▸ **Directions for this task**
Where a line in the listing below contains the word "Правительства", copy that line.

▸ **Supplied entries**
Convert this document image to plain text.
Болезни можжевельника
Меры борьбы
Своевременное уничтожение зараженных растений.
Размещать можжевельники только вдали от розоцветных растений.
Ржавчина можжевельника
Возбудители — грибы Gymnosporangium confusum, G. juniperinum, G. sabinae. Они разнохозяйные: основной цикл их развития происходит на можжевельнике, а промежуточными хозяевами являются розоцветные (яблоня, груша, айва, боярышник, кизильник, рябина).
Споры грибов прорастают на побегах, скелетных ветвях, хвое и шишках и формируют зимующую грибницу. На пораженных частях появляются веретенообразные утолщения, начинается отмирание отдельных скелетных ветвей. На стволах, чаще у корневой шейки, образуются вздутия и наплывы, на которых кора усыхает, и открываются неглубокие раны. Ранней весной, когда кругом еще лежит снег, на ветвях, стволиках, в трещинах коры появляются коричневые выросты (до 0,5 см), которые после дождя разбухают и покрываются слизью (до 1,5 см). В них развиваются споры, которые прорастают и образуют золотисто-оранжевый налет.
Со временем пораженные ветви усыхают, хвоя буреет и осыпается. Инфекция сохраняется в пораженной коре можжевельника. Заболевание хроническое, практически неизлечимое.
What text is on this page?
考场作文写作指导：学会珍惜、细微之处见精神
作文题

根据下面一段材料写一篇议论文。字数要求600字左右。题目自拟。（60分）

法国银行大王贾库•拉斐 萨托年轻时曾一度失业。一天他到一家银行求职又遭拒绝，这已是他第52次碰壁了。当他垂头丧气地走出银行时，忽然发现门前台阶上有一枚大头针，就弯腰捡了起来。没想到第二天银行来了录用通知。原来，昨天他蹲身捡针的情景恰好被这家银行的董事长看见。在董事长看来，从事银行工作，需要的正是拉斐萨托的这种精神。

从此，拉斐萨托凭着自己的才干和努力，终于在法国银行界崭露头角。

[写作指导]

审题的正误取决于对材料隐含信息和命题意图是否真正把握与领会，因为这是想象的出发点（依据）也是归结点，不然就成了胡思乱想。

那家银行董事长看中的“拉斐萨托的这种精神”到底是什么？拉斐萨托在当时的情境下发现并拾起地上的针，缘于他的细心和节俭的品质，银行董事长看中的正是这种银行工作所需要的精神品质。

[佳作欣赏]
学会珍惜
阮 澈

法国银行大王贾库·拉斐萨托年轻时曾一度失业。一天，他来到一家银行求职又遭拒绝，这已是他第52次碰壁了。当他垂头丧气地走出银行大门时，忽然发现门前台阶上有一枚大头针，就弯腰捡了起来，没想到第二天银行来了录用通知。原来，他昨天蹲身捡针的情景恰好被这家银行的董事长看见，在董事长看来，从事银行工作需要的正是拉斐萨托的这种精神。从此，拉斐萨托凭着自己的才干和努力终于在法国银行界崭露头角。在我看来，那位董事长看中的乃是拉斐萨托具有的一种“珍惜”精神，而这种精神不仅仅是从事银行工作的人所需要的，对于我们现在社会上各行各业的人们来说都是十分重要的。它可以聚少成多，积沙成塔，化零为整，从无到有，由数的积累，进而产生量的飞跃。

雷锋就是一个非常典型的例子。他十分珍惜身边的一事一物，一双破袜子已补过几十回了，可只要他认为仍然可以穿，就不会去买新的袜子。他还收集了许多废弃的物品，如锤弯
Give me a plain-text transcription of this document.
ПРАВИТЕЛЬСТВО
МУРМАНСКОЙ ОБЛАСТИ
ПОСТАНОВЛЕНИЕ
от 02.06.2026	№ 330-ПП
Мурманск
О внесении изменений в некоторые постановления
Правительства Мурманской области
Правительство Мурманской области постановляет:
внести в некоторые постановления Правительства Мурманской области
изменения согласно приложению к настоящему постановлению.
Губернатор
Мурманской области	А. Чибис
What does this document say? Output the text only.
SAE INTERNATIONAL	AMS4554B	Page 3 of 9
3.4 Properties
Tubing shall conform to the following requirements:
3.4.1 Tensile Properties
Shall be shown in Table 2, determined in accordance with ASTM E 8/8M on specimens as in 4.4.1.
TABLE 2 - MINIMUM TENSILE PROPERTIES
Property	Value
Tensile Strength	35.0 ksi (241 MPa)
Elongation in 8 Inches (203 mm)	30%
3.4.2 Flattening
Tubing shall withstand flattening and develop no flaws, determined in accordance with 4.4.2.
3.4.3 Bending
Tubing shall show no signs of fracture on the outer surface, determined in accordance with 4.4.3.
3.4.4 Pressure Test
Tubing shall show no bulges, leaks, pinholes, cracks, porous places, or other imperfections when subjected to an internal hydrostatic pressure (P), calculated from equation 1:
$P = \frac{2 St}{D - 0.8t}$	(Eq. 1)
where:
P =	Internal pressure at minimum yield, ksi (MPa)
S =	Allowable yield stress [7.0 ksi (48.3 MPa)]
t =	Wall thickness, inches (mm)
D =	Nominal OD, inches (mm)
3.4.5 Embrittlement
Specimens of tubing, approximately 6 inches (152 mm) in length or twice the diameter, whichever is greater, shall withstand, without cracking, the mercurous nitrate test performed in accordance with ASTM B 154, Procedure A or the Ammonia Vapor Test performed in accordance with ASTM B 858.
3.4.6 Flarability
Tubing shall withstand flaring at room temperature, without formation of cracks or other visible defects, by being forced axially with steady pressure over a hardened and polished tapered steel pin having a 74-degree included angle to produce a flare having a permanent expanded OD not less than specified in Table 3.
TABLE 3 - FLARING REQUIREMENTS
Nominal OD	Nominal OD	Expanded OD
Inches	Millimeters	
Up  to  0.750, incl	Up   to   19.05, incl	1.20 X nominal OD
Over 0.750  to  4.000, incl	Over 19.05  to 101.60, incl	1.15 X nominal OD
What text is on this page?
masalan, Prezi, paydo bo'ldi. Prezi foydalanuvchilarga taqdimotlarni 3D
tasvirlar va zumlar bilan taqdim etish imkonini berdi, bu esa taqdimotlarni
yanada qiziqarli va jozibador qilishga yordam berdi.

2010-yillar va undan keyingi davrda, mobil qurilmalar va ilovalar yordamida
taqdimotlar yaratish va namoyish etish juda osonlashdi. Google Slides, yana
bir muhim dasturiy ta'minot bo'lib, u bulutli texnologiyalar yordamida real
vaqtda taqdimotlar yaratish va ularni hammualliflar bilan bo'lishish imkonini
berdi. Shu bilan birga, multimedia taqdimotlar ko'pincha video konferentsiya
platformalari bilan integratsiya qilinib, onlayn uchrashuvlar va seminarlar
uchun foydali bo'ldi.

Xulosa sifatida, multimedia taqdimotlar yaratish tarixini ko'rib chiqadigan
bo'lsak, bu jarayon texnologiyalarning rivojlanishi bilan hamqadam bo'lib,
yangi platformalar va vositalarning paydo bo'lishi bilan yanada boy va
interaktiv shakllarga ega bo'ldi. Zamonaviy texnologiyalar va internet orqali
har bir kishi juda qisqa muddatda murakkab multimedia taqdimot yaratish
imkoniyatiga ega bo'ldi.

▸ **Reply to the task**
Правительства Мурманской области
внести в некоторые постановления Правительства Мурманской области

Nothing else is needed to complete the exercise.